AUFGABEN:
1. Nenne alle Gattungen, über die sich Klimafiktion laut dem Text über die Ausstellung zur Klimafiktion erstreckt.
2. Kopiere aus dem Text über die Ausstellung zur Klimafiktion wortgetreu den Abschnitt, der bei „Überdies veranschaulichen Grafiken“ beginnt und bei „Ausstellung gemacht haben.“ endet.
3. Setze den Text über die Ausstellung zur Klimafiktion nach seinem letzten Satz fort.

TEXTAUSZUG:
An Bedeutung verloren hat die Ausstellung dadurch nicht. Ganz im Gegenteil: Sie hat sogar an Relevanz gewonnen, denn Klimafiktion ist zu dem Literaturtrend schlechthin geworden. Die aktuellen Verlagsprogamme sind voll davon.
Wie kann die Klimakrise gezeigt werden?
Klimafiktion, so Kurator Jaccard, sei kein Genre, sondern ein «Label», das sich über sämtliche Gattungen erstreckt: von Science Fiction über Thriller, Krimis, Generationensagas und Gedichtzyklen bis hin zu Beziehungsgeschichten.
«Das Spektrum ist sehr breit. Der gemeinsame Nenner von Klimafiktion ist die Auseinandersetzung mit der globalen Erderwärmung», erklärt Jaccard.
Die Ausstellung will einen Überblick über die Vielfalt an klimafiktionalen Werken bieten. Anhand von typografisch ansprechend gestalteten Zitattafeln werden Klimatexte sämtlicher Genres vorgestellt.
Auf Bildschirmen lassen sich Aussagen von Schriftstellerinnen und Schriftstellern zu Umweltthemen verfolgen.
Überdies veranschaulichen Grafiken an den Wänden, was die Menschheit auf ihrem Planeten anrichtet. Alle Graphen klettern nach oben: Zunahme des Wasserverbrauchs, Zunahme der Anzahl ausgestorbener Tierarten, Zunahme des Tourismus.
Zwei unterschiedliche Ausblicke in die Zukunft
So weit, so erwartbar. Eine Überraschung hingegen sind jene zwei Bücher, die Rémy Jaccard und sein Team zu den Herzstücken der Ausstellung gemacht haben.
Sie stellen einer Utopie eine Dystopie gegenüber, ein optimistisches Zukunftsbild einem pessimistischen.
Bei dem optimistischen Werk handelt es sich um «Das Ministerium für die Zukunft» des US-amerikanischen Science-Fiction-Autors Kim Stanley Robinson. In dem Buch geht es darum, wie es der Menschheit gelingt, die globale Erwärmung zu stoppen. Dafür schafft sie eine neue Institution, das titelgebende «Ministerium für die Zukunft». Dieses ist in Robinsons Buch übrigens in Zürich angesiedelt.

DATENAUSZUG:
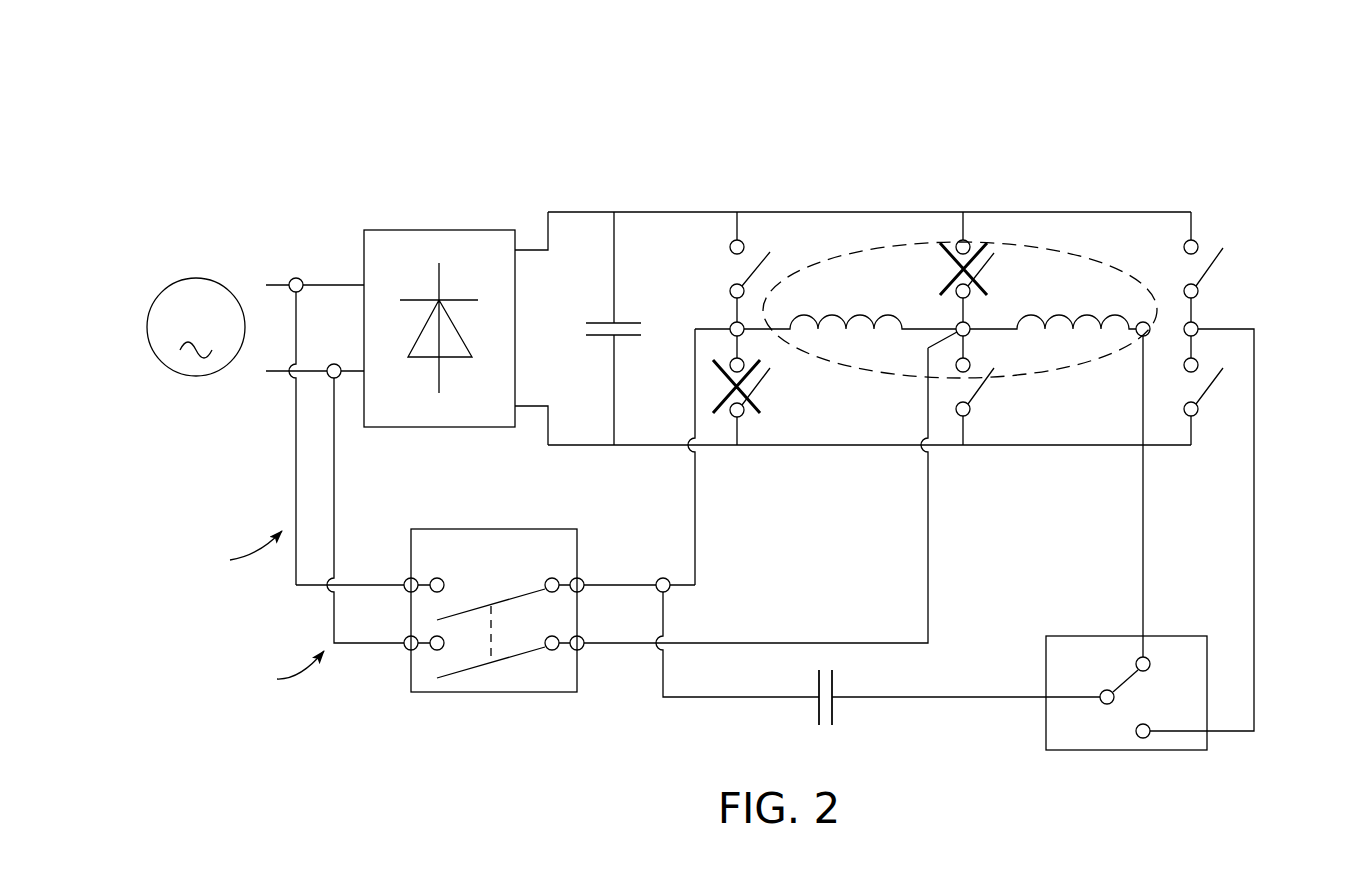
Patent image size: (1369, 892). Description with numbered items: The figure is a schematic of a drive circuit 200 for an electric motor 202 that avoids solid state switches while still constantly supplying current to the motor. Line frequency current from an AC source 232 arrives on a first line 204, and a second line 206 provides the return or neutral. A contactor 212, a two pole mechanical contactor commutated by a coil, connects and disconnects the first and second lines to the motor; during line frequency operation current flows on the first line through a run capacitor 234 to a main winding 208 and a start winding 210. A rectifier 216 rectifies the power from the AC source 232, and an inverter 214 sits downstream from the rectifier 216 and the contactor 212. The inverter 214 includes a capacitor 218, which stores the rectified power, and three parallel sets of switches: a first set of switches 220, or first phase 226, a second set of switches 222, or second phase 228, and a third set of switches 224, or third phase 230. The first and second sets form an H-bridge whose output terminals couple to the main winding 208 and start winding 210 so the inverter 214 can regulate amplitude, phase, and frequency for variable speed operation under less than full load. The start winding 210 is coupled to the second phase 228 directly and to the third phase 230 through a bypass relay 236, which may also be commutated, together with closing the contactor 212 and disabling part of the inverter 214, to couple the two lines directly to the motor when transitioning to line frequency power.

LÖSUNGEN:
1. Science Fiction, Thriller, Krimis, Generationensagas, Gedichtzyklen, Beziehungsgeschichten

2.
Überdies veranschaulichen Grafiken an den Wänden, was die Menschheit auf ihrem Planeten anrichtet. Alle Graphen klettern nach oben: Zunahme des Wasserverbrauchs, Zunahme der Anzahl ausgestorbener Tierarten, Zunahme des Tourismus.
Zwei unterschiedliche Ausblicke in die Zukunft
So weit, so erwartbar. Eine Überraschung hingegen sind jene zwei Bücher, die Rémy Jaccard und sein Team zu den Herzstücken der Ausstellung gemacht haben.

3.
Gut gealterte Dystopie
Besonders eindrücklich ist der gegenübergestellte, dystopische Text: Es handelt sich nämlich um einen hundert Jahre alten Hitzeroman des Waadtländer Schriftstellers Charles Ferdinand Ramuz.
«Présence de la mort» stammt aus dem Jahr 1922. Das Werk ist trotz seines Alters hochaktuell.
Anregung zur Übersetzung des Romans
Ramuz hat das Buch während eines Hitzesommers am Genfersee geschrieben. Er beschreibt darin die Folgen einer unaufhaltsamen Erderwärmung – und die Reaktion der Menschen darauf.
Denn diese wissen zwar, dass sie in eine Katastrophe rennen, verdrängen das aber. Die Parallelen zur Gegenwart sind offensichtlich. Am Ende kommt es zur Auslöschung allen Lebens.
Bislang gibt es von «Présence de la mort» keine deutsche Version. Erst jetzt, angeregt durch die Strauhofschau «Climate Fiction», wird der Roman übersetzt. Ramuz' Hitzetext ist damit ein besonderes Fundstück der Ausstellungsmacher.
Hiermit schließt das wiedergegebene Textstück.